◆ Request: Within the data below, state how many lines contain the string "Valid". Provide the number only.
───── Task input
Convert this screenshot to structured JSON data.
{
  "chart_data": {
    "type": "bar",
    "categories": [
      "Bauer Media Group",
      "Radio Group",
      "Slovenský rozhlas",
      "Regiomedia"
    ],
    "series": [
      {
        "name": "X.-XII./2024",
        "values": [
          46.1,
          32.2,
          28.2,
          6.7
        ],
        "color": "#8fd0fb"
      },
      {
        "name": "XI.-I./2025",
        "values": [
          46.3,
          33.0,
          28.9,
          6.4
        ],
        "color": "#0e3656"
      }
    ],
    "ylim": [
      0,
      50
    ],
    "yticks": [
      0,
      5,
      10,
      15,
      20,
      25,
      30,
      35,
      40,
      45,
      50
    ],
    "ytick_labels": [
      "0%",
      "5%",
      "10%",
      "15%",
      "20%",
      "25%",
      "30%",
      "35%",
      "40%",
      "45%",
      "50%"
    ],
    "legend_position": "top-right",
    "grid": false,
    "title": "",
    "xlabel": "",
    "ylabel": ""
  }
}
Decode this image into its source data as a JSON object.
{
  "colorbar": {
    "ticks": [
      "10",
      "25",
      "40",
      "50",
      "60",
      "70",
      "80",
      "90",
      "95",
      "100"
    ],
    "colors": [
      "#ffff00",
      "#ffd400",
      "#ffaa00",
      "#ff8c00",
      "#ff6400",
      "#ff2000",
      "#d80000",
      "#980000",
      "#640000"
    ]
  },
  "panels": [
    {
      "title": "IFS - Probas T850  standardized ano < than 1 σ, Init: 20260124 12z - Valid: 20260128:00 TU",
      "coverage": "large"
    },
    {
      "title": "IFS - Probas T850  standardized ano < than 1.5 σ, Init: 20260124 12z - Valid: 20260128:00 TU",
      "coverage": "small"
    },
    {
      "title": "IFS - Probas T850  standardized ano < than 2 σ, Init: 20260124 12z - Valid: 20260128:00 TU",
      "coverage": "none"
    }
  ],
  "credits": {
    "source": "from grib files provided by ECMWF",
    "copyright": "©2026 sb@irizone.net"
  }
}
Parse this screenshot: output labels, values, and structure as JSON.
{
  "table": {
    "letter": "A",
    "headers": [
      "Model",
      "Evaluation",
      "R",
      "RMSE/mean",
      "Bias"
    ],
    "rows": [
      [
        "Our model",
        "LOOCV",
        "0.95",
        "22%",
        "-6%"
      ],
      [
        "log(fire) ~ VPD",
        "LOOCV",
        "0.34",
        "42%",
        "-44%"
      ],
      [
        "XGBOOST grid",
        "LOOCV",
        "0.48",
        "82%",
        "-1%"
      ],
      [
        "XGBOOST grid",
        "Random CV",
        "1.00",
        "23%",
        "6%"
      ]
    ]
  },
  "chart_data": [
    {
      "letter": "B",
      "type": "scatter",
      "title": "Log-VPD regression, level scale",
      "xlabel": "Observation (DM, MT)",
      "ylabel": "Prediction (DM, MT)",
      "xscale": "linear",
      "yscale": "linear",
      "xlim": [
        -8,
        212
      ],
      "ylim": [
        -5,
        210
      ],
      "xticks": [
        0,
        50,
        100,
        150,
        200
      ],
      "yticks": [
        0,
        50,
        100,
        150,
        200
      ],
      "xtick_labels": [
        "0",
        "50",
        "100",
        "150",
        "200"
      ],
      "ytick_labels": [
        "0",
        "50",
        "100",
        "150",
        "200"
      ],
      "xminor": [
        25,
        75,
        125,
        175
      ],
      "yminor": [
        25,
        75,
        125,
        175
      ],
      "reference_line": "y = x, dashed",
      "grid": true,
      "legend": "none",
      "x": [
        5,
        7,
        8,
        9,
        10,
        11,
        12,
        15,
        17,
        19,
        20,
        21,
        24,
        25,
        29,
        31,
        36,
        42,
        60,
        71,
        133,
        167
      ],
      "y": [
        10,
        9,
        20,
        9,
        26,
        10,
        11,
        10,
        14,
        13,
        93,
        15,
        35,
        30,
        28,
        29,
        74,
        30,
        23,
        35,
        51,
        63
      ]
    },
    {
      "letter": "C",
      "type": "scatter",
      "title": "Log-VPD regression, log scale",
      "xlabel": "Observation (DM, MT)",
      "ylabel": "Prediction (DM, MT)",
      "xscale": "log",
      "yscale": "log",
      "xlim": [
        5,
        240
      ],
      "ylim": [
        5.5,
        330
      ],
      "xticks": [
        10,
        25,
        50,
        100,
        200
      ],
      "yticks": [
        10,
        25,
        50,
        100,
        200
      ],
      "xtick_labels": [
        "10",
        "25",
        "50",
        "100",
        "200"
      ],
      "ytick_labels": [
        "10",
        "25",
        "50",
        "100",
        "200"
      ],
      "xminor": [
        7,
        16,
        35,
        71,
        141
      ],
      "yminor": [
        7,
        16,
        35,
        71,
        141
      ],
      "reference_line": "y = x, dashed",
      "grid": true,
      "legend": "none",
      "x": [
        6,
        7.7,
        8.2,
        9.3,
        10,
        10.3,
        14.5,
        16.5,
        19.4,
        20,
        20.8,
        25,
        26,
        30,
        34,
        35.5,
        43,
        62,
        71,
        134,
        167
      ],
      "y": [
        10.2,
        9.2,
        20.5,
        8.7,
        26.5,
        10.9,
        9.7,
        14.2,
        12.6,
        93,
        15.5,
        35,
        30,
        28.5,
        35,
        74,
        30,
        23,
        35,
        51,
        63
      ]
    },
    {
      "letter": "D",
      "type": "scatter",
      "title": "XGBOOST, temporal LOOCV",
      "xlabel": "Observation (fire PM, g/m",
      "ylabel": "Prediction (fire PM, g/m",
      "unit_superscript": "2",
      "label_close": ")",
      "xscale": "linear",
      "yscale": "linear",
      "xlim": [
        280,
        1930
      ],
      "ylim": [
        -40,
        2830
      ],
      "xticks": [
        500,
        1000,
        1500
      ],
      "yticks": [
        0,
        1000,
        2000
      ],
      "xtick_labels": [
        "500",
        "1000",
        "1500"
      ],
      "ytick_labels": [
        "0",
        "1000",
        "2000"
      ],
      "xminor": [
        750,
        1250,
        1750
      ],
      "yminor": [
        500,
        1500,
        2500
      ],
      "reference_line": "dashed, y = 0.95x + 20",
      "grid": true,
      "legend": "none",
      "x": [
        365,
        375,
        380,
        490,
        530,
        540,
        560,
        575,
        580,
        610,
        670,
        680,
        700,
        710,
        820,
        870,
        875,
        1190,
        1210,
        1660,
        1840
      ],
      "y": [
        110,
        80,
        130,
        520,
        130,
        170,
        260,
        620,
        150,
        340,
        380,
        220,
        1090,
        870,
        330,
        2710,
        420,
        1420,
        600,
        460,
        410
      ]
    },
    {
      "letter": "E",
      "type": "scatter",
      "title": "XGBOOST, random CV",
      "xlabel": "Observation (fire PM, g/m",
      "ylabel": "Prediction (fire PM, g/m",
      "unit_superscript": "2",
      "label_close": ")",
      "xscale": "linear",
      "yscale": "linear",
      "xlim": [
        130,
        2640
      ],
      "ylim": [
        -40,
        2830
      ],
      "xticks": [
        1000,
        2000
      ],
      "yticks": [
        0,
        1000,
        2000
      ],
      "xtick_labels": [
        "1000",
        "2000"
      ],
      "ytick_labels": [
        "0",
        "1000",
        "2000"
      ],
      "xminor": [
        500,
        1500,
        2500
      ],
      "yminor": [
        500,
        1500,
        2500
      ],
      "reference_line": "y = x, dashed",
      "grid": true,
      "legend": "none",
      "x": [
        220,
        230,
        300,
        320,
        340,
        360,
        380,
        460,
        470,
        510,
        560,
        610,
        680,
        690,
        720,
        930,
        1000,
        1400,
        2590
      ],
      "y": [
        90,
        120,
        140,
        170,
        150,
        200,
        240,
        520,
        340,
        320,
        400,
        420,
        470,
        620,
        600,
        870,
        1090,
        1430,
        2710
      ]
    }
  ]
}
──────────
───── Task input
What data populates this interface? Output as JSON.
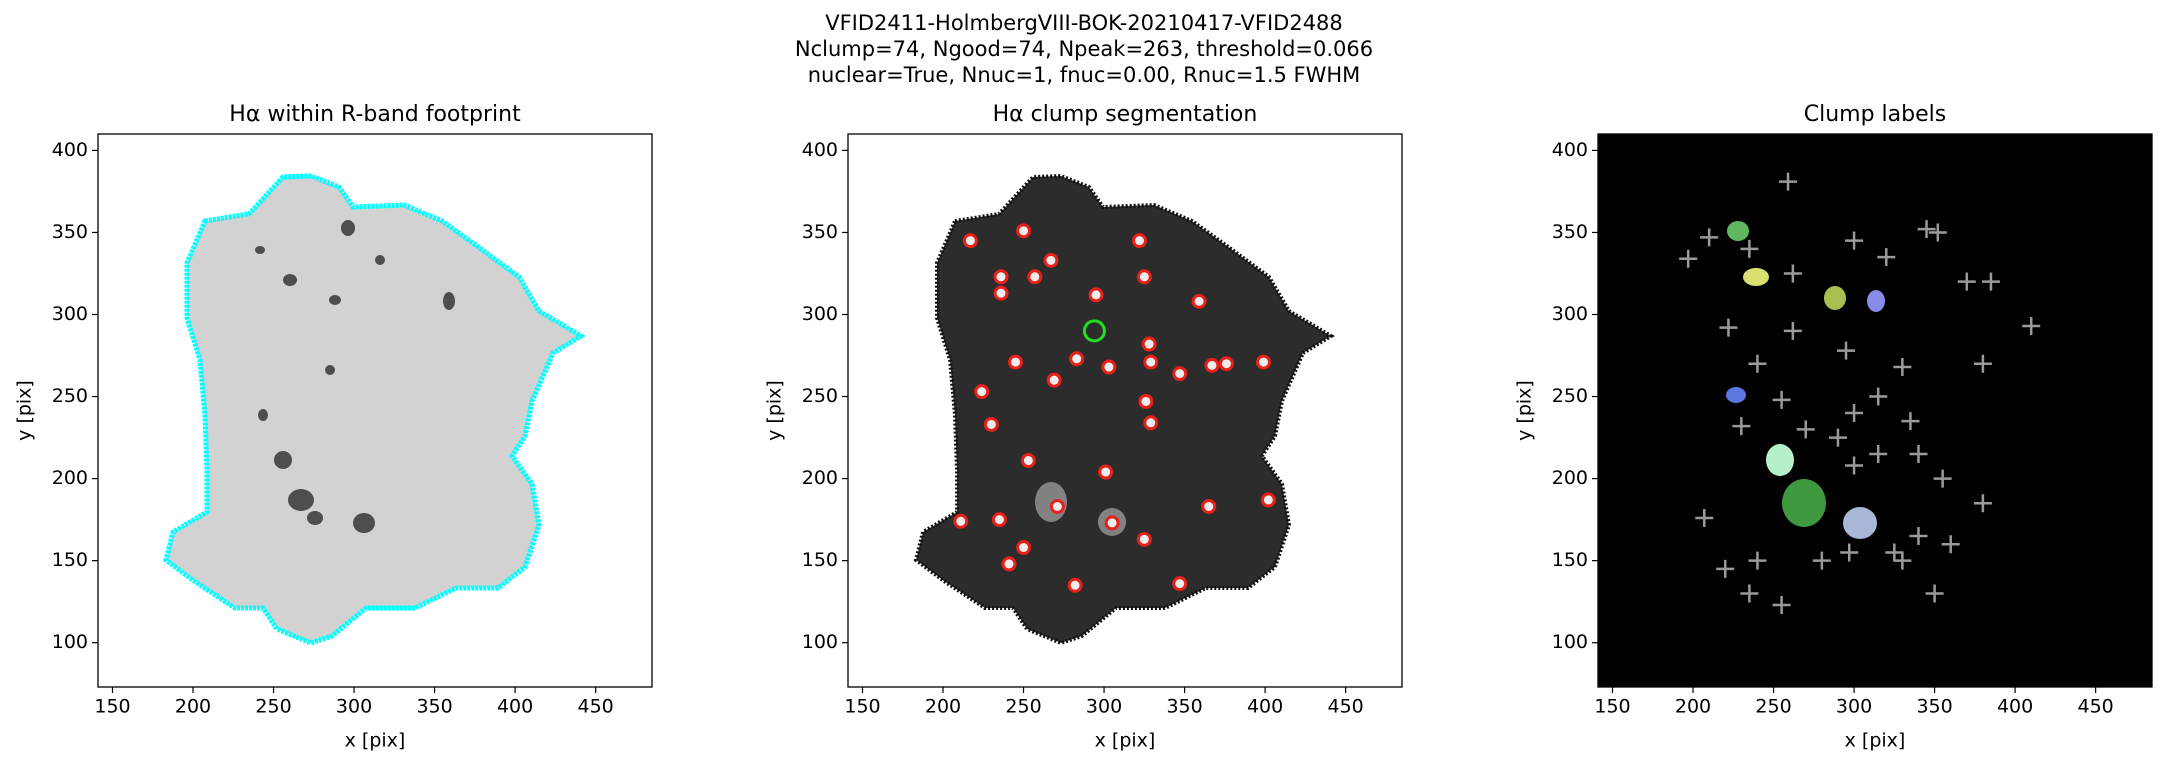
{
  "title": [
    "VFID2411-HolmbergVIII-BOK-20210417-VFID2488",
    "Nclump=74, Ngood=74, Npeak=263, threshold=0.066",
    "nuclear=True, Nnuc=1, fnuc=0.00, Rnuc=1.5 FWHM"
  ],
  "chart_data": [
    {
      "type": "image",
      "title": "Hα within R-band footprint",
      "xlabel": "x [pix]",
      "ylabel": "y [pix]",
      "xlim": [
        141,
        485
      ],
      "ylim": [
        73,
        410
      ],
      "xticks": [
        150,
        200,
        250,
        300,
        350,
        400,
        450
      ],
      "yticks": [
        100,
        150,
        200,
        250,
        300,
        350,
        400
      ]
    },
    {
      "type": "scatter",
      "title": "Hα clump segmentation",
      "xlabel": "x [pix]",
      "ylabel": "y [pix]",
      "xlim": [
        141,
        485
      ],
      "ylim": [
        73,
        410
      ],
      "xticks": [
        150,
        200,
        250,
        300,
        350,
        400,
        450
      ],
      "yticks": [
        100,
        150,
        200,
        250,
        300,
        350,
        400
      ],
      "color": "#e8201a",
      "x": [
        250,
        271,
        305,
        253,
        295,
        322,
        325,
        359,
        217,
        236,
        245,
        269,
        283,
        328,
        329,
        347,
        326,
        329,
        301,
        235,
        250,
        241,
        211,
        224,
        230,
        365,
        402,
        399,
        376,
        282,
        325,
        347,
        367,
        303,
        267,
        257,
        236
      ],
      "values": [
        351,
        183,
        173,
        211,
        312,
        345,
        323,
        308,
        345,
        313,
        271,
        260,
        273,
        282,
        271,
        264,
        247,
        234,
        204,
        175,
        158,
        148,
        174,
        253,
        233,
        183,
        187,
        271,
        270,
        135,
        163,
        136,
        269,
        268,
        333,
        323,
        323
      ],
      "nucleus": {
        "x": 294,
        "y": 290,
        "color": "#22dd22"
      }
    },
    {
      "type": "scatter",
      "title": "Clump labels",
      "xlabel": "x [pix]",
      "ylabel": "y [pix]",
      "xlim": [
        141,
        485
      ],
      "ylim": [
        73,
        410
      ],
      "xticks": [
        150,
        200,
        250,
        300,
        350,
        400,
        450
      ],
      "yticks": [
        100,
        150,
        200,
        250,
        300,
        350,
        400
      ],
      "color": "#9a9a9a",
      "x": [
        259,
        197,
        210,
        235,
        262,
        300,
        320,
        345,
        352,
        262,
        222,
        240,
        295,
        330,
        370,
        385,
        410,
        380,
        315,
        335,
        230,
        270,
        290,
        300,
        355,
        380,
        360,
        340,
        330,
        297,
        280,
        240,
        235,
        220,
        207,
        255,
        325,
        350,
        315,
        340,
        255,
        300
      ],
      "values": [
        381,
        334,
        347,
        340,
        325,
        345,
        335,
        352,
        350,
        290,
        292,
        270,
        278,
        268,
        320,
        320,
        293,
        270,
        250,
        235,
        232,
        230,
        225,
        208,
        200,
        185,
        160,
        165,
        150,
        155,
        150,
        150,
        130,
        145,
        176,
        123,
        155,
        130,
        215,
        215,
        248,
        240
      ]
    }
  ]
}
──────────
───── Task input
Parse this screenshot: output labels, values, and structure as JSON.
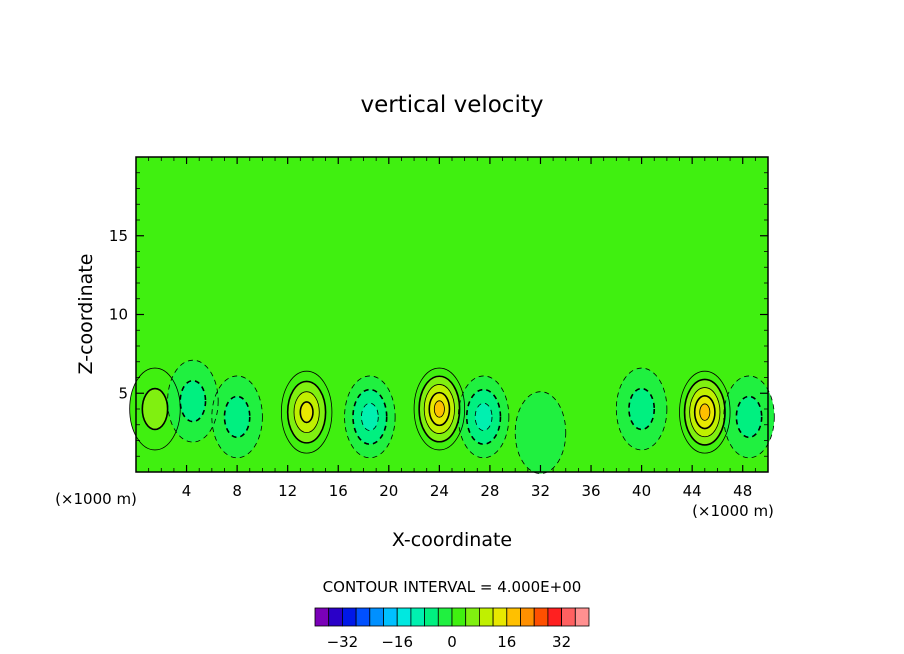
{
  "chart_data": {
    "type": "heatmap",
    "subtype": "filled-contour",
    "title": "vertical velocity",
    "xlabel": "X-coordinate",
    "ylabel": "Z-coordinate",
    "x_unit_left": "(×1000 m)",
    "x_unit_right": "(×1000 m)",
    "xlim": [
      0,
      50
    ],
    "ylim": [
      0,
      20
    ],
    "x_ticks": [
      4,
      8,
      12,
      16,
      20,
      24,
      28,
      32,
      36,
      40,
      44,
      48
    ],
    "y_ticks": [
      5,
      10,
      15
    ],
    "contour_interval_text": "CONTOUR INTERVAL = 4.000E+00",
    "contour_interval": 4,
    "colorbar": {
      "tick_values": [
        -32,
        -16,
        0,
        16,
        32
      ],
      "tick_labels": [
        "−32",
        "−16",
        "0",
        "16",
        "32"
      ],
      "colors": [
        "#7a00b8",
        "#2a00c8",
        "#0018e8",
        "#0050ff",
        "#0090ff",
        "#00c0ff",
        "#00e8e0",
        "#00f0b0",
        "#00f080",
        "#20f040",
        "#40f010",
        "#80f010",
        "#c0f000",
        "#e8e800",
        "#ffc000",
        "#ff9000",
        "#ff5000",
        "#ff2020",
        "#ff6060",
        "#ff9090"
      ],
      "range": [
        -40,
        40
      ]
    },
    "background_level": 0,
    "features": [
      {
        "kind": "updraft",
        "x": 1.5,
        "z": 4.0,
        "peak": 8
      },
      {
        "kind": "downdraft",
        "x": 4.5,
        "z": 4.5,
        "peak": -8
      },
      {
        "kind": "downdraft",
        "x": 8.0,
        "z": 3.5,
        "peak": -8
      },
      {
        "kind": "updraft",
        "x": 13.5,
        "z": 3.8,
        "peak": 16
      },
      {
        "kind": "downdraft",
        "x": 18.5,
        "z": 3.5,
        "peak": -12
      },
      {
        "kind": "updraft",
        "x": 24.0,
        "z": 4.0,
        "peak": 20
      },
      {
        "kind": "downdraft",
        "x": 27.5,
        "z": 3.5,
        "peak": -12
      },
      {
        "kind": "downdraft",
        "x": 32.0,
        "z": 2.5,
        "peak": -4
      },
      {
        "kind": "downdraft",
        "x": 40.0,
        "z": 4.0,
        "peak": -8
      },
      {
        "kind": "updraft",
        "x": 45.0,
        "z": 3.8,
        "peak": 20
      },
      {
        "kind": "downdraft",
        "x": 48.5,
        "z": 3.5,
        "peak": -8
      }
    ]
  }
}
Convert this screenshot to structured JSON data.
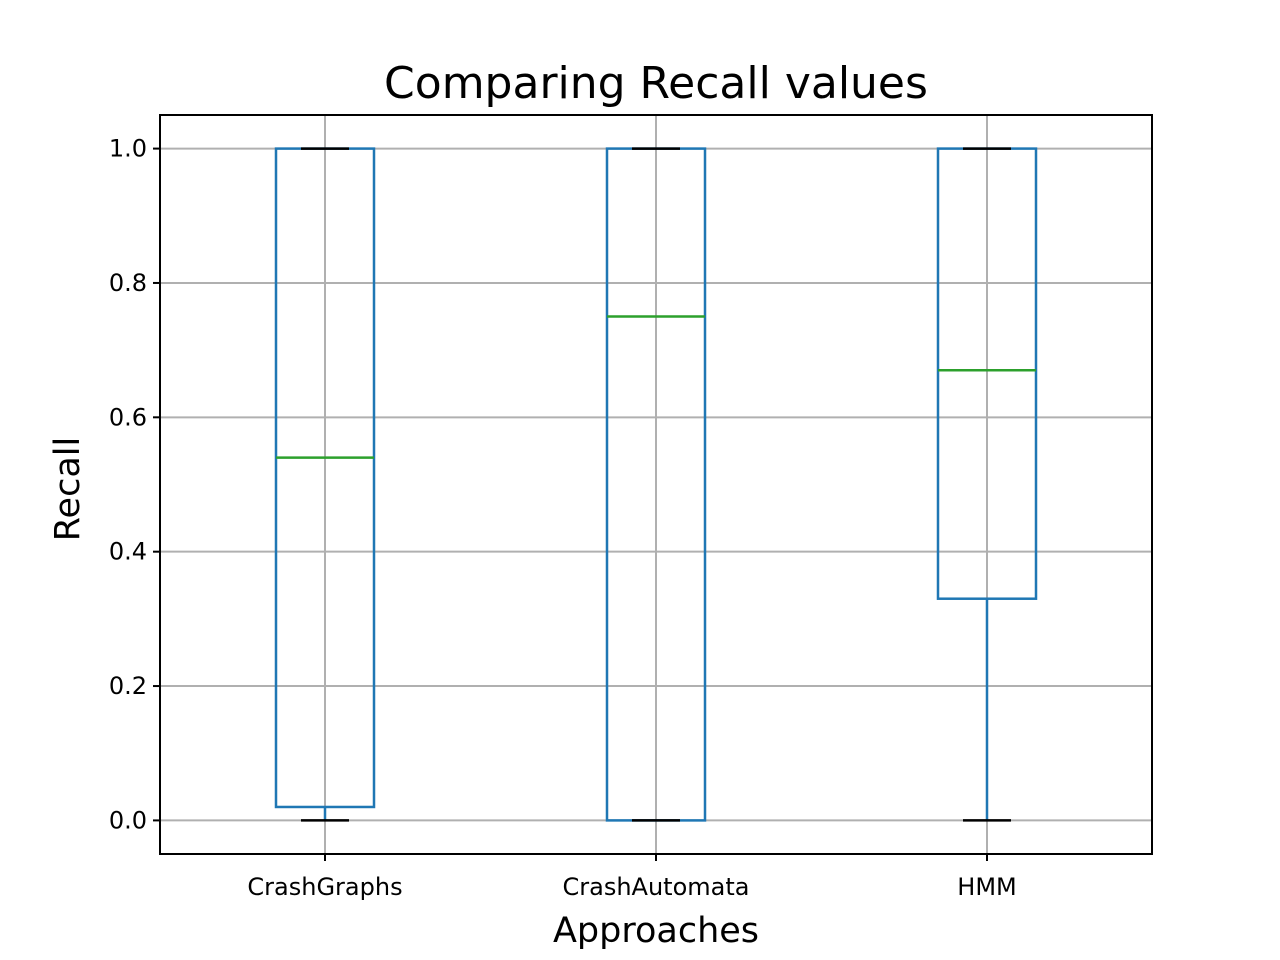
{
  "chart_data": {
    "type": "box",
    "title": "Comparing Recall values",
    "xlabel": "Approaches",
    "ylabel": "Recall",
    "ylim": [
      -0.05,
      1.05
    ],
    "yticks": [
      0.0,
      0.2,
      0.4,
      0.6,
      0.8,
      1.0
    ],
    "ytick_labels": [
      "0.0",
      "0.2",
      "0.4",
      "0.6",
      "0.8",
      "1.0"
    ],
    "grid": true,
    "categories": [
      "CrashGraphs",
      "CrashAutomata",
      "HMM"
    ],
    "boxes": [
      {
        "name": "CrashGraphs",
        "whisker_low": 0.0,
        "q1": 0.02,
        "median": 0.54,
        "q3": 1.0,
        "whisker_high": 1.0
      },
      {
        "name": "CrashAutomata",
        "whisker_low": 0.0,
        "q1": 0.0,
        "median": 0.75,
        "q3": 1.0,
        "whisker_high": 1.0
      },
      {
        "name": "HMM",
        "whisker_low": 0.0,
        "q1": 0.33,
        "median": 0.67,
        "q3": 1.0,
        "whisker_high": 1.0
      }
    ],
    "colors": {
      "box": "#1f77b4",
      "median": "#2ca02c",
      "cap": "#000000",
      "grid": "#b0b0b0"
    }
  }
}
──────────
◆ Task response: 3